[Source records]

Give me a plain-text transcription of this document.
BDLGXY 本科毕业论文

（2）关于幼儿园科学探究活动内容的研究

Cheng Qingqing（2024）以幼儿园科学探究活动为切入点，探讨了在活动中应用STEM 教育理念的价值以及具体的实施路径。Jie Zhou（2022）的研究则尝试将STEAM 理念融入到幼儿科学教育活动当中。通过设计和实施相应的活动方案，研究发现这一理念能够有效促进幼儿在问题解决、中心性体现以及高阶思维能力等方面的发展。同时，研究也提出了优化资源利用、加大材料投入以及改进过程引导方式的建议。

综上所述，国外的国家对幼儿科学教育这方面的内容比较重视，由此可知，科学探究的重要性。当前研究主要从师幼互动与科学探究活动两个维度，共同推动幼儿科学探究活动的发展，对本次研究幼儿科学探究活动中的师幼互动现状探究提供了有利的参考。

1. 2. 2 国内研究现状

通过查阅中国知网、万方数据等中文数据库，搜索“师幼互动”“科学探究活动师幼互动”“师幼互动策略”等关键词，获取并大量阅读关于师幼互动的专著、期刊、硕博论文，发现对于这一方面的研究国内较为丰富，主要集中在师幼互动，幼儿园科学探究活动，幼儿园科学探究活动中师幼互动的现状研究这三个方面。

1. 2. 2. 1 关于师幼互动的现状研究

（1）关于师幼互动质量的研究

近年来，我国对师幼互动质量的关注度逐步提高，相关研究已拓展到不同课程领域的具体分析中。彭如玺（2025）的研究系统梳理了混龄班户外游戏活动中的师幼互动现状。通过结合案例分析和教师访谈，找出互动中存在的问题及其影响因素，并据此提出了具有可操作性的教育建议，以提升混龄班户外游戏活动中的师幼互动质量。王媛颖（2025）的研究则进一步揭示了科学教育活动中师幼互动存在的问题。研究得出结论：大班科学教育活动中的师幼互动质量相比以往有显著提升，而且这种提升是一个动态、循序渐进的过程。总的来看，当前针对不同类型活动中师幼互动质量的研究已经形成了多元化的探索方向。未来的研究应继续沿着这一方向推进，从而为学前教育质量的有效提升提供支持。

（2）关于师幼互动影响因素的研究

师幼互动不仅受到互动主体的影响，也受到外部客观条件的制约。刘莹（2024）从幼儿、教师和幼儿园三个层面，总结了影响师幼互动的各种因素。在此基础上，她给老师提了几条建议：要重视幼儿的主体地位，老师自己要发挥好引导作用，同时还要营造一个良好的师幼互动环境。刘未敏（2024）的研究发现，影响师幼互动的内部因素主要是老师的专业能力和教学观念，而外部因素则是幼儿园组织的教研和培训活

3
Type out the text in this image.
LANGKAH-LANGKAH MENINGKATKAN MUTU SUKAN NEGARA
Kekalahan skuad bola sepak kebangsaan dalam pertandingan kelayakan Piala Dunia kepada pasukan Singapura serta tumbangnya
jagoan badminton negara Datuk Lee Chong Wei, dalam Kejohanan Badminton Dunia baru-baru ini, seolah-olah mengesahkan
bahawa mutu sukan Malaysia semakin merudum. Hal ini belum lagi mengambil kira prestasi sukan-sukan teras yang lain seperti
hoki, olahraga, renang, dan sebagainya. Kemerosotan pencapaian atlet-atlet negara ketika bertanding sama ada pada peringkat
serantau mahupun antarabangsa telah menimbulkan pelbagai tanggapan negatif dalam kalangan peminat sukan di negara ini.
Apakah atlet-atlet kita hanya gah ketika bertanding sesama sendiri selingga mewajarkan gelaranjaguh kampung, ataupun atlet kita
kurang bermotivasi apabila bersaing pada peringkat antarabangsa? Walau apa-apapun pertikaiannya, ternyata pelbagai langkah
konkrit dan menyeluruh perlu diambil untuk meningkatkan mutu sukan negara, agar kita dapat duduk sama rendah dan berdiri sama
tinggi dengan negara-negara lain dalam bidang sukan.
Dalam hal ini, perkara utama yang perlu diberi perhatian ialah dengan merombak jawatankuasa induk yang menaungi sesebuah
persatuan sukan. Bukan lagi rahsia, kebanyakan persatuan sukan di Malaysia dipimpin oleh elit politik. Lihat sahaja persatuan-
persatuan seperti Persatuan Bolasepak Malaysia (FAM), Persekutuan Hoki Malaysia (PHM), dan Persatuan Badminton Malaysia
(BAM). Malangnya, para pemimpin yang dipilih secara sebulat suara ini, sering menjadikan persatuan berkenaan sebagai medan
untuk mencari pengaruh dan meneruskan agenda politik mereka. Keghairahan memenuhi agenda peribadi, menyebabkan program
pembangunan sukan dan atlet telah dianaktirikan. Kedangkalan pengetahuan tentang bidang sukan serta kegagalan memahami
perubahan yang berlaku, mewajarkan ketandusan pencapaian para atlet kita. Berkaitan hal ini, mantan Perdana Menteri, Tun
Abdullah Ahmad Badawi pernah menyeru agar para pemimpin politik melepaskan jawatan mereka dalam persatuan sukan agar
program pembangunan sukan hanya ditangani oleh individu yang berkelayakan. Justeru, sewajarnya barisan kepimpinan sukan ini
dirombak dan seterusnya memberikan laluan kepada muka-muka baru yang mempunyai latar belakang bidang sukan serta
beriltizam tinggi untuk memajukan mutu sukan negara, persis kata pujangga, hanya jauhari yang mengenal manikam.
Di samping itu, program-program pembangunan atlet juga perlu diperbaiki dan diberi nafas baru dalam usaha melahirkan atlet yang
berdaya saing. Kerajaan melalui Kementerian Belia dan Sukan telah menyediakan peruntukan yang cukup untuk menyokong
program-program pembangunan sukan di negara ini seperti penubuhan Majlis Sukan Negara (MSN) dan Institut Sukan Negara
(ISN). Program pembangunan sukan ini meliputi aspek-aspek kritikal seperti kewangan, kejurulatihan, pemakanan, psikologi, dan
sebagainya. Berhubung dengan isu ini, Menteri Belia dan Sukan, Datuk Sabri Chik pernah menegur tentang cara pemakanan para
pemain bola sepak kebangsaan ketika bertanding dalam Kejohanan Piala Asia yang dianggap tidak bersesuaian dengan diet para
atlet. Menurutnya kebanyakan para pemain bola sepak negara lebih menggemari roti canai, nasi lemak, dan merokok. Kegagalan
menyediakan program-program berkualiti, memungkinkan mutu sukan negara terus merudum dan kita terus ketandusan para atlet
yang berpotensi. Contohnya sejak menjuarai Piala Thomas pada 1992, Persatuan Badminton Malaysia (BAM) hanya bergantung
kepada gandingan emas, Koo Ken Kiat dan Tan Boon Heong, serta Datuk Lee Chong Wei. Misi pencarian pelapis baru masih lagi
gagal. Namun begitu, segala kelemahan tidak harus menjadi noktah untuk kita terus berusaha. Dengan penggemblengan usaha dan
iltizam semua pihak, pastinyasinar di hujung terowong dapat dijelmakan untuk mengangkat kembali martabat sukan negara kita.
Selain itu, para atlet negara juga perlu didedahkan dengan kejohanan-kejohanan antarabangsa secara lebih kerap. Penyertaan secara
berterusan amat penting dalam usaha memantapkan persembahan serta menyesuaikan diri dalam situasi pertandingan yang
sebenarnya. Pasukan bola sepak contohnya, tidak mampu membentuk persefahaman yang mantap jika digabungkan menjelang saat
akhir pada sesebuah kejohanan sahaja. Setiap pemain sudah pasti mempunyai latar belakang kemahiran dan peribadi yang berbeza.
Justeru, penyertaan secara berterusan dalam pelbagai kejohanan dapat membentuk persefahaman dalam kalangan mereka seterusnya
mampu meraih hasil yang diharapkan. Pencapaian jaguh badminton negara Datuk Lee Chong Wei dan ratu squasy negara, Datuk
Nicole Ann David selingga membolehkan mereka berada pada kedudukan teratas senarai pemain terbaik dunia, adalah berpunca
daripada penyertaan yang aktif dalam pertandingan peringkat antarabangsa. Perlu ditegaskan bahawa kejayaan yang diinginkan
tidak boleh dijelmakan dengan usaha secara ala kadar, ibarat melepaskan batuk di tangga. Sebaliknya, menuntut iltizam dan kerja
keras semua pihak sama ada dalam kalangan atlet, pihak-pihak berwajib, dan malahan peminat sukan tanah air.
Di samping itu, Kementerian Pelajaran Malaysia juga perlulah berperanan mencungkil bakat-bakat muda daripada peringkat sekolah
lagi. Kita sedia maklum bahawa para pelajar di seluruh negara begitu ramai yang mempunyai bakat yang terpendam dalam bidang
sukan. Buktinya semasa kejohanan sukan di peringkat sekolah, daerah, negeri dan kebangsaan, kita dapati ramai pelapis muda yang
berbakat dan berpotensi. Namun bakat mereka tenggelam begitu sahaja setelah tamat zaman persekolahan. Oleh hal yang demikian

- Given request
Filter the data for the string "tentang" and copy every line that has it.

- Response to the task
pembangunan sukan dan atlet telah dianaktirikan. Kedangkalan pengetahuan tentang bidang sukan serta kegagalan memahami
sebagainya. Berhubung dengan isu ini, Menteri Belia dan Sukan, Datuk Sabri Chik pernah menegur tentang cara pemakanan para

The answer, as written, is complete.